* _Série de tâches_
1. Selon l'extrait, pourquoi l'interprétation des dispositions doit-elle se conformer aux objectifs et aux buts pour lesquels elles ont été légiférées ? Répondez en une à trois phrases.
2. D'après l'extrait, à qui revient-il d'apprécier le caractère sérieux de la demande de levée de l'immunité ?
3. Recopiez sans rien changer le passage de l'extrait qui va de « Attendu qu’il revient » à « séparation des pouvoirs. ».

Attendu que l’interprétation d’une disposition contenue dans la Constitution ne peut se faire indépendamment des dispositions déterminées par d’autres dispositions de la Constitution qui ont un lien avec la disposition objet de l’interprétation eu égard la primauté de la Constitution comme entité unique, ce qui implique que ses dispositions sont liées entre elles et ce dans le but de lever toute ambigüité et toute équivoque dans le corps du texte pour en dégager l’exacte signification et pour une meilleure compréhension de son contenu, son objectif, et pour assurer une application uniforme ;

Attendu que le principe de l’interprétation des dispositions est de se conformer aux objectifs et aux buts pour lesquels elles ont été légiférées, qu’elles se lisent dans leur véritable sens et dans leur contexte, afin d’éviter d’ouvrir la voie à diverses interprétations qui s’écartent de l’objectif visé, étant donné que les dispositions constitutionnelles sont rédigées pour atteindre un objectif fixé par le constituant ;

Attendu que l’article 192 (alinéa 2) de la Constitution stipule que les instances énumérées à l’article 193 de la Constitution peuvent, en vue de l’interprétation d’une ou de plusieurs dispositions constitutionnelles, saisir la Cour constitutionnelle qui émet un avis à ce propos ;

Attendu que cette disposition a donné compétence exclusive à la Cour constitutionnelle pour interpréter les dispositions constitutionnelles sans toutefois créer une nouvelle disposition, son interprétation n’étant qu’un avis de nature à s’incorporer au texte, objet de l’interprétation devenant ainsi son prolongement dans le sens que la Cour constitutionnelle a entendu procurer ;

Attendu que le constituant prévoit la question de responsabilité du député devant ses collègues lorsque qu’il ne respecte pas les règles lors de l’exercice de son mandat en accomplissant un acte indigne de son mandat, tout en lui accordant le droit à la défense lors de la redevabilité ;

Attendu qu’il revient au bureau de l’Assemblée Populaire Nationale d’apprécier le caractère sérieux de la demande de la levée de l’immunité, la décision de la levée de l’immunité ne peut être rendue que si l’existence de certains principes fondamentaux est établie, à savoir :

Premièrement : respect de la présomption d’innocence en toutes circonstances.

Deuxièmement : respect du principe de la séparation des pouvoirs.

Troisièmement : prudence afin d’éviter la divulgation du secret de l’instruction.

Entrées de données:
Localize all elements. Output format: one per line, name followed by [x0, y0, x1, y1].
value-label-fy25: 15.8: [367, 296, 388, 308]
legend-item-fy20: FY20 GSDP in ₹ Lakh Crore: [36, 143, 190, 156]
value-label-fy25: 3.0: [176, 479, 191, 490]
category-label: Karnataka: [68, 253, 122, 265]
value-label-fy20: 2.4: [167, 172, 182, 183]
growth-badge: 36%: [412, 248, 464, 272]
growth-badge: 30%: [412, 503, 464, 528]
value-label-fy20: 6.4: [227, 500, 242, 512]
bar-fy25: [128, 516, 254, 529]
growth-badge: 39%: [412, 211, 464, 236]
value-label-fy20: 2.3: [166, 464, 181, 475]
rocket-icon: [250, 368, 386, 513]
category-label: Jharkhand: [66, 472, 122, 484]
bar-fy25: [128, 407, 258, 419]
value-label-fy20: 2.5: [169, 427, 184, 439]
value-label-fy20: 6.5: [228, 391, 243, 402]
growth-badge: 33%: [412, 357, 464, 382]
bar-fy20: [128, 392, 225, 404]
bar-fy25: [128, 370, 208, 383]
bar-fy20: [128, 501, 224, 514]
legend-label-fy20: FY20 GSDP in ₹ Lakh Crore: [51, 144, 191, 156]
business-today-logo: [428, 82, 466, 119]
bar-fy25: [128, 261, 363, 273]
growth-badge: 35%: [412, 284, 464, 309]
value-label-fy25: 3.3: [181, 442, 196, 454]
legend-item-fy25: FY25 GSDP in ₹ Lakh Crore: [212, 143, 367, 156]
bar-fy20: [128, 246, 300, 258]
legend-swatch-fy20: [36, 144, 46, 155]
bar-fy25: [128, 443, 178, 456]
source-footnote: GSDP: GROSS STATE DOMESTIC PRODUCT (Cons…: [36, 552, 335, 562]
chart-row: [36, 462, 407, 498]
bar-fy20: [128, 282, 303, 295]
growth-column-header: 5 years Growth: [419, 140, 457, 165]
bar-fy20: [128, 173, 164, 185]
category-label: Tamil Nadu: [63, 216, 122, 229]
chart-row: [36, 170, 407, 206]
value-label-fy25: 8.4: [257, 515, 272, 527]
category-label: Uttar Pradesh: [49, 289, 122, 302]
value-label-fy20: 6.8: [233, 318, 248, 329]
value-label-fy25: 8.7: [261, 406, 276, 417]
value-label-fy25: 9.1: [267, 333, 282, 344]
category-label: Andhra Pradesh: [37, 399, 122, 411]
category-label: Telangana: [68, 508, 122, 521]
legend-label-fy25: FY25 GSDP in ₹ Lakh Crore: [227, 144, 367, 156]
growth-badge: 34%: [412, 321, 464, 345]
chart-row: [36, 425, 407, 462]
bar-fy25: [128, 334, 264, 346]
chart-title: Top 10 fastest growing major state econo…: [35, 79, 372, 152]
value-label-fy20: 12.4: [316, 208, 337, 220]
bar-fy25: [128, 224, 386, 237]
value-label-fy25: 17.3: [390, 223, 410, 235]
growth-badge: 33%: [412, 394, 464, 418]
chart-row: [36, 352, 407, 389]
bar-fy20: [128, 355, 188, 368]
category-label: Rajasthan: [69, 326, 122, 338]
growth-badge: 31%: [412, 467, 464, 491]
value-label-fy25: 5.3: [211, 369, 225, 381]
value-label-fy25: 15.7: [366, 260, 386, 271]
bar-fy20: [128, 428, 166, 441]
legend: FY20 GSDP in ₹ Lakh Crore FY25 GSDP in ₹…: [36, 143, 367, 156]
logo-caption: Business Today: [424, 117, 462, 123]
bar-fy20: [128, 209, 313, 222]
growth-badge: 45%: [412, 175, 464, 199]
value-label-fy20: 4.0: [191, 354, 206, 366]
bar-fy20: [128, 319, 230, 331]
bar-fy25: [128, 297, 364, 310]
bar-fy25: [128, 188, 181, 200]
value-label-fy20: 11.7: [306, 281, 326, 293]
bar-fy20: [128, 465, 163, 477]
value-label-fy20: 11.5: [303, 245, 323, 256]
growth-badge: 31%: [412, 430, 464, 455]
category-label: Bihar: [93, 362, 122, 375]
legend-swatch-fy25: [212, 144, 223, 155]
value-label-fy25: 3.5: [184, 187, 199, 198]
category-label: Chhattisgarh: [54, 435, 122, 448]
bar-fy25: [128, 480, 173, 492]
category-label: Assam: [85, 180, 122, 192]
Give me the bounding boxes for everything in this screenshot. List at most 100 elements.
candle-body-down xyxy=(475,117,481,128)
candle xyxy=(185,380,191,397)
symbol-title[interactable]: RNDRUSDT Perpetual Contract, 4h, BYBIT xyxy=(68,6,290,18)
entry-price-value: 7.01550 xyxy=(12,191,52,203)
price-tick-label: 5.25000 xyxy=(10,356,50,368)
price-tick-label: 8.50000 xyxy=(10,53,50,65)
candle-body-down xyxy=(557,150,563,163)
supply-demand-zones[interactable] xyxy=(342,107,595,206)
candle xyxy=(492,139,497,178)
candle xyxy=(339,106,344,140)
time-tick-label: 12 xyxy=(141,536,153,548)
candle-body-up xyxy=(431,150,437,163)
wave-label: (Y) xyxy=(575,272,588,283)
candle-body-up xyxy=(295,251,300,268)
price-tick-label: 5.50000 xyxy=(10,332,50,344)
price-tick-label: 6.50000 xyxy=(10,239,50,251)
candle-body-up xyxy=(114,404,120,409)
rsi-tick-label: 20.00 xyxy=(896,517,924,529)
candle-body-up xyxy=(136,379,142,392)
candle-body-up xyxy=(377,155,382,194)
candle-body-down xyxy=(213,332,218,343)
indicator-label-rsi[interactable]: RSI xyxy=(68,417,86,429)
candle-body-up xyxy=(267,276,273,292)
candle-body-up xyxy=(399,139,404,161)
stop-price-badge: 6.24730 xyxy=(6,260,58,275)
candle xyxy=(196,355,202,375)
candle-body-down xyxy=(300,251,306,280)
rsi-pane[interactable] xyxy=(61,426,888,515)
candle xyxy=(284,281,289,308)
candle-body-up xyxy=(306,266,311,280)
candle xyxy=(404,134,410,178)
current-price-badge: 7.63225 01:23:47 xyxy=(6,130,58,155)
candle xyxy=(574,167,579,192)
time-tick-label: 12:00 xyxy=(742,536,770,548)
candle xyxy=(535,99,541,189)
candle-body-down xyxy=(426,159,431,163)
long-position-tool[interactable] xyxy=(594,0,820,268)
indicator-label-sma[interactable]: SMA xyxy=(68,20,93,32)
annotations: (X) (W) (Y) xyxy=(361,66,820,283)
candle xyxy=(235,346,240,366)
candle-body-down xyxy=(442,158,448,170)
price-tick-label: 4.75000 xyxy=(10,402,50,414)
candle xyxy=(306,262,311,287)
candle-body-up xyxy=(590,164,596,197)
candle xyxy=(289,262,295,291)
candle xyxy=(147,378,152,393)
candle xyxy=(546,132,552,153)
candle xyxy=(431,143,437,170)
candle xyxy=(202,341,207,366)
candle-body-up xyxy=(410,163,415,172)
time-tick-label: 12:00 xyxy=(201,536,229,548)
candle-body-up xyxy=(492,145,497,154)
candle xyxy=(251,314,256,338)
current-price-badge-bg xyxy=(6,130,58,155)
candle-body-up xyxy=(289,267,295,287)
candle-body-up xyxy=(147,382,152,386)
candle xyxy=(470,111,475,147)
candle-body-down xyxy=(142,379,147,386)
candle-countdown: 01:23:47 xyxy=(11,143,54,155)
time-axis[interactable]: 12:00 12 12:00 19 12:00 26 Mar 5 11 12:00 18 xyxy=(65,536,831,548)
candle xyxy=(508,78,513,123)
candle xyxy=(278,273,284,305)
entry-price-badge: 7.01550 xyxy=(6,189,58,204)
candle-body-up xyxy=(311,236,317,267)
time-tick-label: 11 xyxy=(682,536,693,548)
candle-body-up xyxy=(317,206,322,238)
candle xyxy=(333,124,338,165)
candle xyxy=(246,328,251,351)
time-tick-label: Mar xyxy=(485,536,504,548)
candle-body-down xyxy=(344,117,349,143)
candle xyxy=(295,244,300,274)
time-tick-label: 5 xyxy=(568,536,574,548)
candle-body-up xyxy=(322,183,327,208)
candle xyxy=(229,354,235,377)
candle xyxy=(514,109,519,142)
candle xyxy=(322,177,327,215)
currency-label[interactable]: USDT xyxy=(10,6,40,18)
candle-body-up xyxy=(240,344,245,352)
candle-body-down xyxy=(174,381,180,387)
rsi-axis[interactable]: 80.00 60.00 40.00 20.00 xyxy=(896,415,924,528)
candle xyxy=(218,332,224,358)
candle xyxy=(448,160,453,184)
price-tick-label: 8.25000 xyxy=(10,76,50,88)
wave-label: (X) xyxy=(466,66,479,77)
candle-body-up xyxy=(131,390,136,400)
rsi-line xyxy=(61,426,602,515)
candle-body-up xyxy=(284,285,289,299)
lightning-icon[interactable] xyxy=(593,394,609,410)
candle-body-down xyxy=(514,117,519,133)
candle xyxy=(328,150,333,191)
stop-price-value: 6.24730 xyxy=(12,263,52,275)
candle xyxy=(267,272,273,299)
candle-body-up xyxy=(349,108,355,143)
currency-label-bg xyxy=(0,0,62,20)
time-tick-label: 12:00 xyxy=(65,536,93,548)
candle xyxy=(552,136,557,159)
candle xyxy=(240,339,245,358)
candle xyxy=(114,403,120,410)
* * *
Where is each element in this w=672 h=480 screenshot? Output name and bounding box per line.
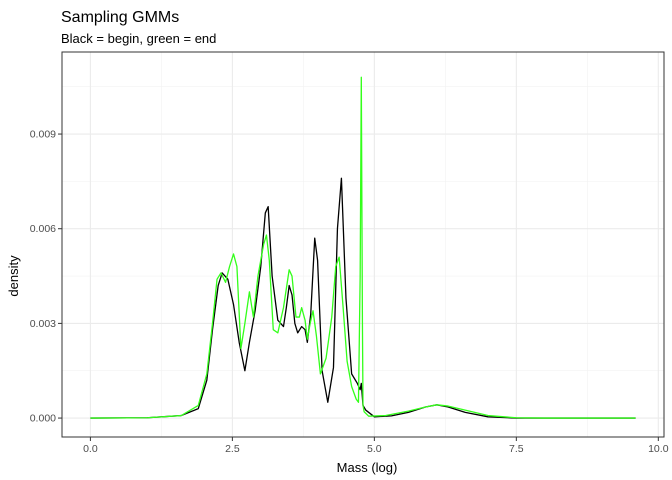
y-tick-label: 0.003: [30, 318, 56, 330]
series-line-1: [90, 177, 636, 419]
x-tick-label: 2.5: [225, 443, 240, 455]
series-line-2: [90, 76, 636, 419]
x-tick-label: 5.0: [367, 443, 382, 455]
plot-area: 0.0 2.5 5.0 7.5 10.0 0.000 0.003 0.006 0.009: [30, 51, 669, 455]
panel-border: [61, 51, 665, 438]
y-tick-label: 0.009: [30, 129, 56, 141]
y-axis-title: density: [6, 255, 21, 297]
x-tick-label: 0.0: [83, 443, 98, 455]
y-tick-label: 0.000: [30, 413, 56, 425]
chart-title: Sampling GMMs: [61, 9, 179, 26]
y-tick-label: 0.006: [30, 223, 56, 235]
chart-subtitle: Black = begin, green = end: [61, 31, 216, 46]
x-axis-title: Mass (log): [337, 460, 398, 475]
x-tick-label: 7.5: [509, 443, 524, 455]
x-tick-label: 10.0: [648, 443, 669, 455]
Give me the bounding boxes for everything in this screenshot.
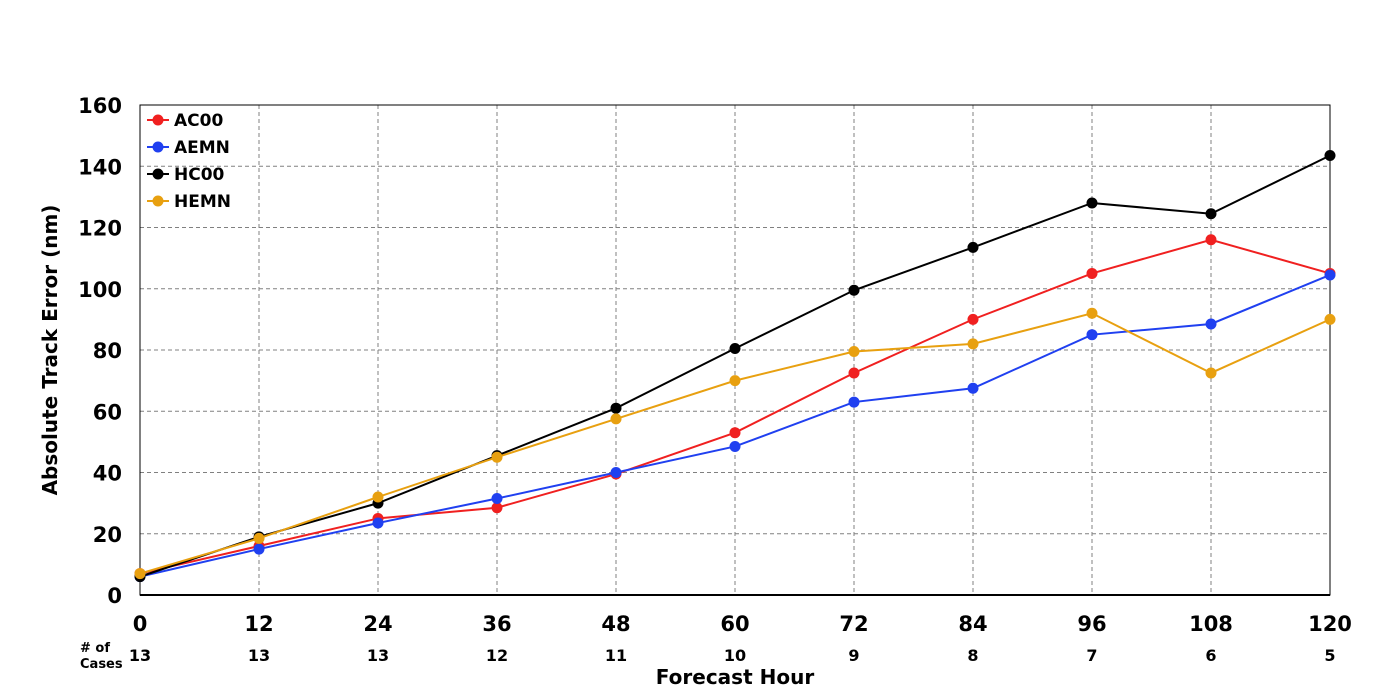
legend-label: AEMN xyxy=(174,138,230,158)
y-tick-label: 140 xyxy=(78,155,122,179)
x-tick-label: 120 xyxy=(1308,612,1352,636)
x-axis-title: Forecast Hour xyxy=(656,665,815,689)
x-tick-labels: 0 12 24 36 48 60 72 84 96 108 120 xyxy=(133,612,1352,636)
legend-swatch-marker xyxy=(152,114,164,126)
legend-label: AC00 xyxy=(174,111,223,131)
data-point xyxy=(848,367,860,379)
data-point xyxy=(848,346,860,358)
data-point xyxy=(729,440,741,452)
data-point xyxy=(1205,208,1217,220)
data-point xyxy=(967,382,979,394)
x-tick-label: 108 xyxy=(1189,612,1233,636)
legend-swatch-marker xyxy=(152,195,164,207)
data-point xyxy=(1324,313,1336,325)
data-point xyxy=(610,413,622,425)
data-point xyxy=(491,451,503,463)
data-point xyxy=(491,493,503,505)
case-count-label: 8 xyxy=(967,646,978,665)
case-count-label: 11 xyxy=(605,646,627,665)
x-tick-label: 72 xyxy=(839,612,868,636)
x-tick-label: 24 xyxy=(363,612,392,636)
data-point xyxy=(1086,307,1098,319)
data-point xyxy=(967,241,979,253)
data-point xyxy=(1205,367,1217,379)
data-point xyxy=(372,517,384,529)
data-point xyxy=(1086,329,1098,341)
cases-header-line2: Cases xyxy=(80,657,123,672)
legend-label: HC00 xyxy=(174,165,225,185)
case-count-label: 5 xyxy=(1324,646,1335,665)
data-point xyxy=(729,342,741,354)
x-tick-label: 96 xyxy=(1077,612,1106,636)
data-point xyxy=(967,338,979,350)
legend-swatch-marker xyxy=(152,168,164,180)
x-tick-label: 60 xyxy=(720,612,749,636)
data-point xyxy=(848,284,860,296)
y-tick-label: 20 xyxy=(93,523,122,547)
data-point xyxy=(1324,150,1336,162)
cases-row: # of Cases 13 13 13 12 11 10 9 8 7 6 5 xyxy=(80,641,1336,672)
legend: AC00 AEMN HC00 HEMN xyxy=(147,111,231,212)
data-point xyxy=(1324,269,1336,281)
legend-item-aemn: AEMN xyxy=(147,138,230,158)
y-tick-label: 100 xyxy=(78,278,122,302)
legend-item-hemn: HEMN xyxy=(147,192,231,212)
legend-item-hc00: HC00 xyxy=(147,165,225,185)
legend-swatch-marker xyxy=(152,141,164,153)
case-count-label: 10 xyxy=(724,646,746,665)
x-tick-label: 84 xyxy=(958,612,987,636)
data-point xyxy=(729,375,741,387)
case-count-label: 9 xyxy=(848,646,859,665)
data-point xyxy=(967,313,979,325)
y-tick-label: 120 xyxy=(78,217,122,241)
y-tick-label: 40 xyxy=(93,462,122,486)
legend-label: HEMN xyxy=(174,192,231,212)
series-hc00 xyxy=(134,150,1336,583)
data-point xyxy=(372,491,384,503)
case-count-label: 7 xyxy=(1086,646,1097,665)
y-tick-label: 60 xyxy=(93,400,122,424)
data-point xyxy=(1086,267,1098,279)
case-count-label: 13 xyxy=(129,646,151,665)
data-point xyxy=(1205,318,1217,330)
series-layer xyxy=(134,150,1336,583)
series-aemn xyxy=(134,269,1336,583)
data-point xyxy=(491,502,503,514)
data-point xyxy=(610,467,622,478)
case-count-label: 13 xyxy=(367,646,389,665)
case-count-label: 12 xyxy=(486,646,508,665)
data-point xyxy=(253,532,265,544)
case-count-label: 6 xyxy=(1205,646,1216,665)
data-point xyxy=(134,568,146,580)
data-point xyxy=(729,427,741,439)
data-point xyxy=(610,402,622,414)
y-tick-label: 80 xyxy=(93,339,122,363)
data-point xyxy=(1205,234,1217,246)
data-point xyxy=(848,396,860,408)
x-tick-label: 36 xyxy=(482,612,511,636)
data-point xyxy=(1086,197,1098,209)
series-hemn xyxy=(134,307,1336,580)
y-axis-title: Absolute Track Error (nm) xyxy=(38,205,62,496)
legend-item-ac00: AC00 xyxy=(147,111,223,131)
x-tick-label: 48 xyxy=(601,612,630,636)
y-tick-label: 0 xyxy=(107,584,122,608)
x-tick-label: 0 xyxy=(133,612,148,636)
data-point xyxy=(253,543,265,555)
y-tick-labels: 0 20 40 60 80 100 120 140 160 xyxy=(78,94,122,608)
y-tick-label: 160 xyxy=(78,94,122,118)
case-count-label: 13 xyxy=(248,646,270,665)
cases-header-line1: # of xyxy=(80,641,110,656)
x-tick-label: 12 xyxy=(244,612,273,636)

* _Réponses aux exercices_
1. Elle doit s'y conformer pour éviter d'ouvrir la voie à diverses interprétations qui s'écartent de l'objectif visé. Les dispositions constitutionnelles sont en effet rédigées pour atteindre un objectif fixé par le constituant.

2. Au bureau de l'Assemblée Populaire Nationale.

3.
Attendu qu’il revient au bureau de l’Assemblée Populaire Nationale d’apprécier le caractère sérieux de la demande de la levée de l’immunité, la décision de la levée de l’immunité ne peut être rendue que si l’existence de certains principes fondamentaux est établie, à savoir :

Premièrement : respect de la présomption d’innocence en toutes circonstances.

Deuxièmement : respect du principe de la séparation des pouvoirs.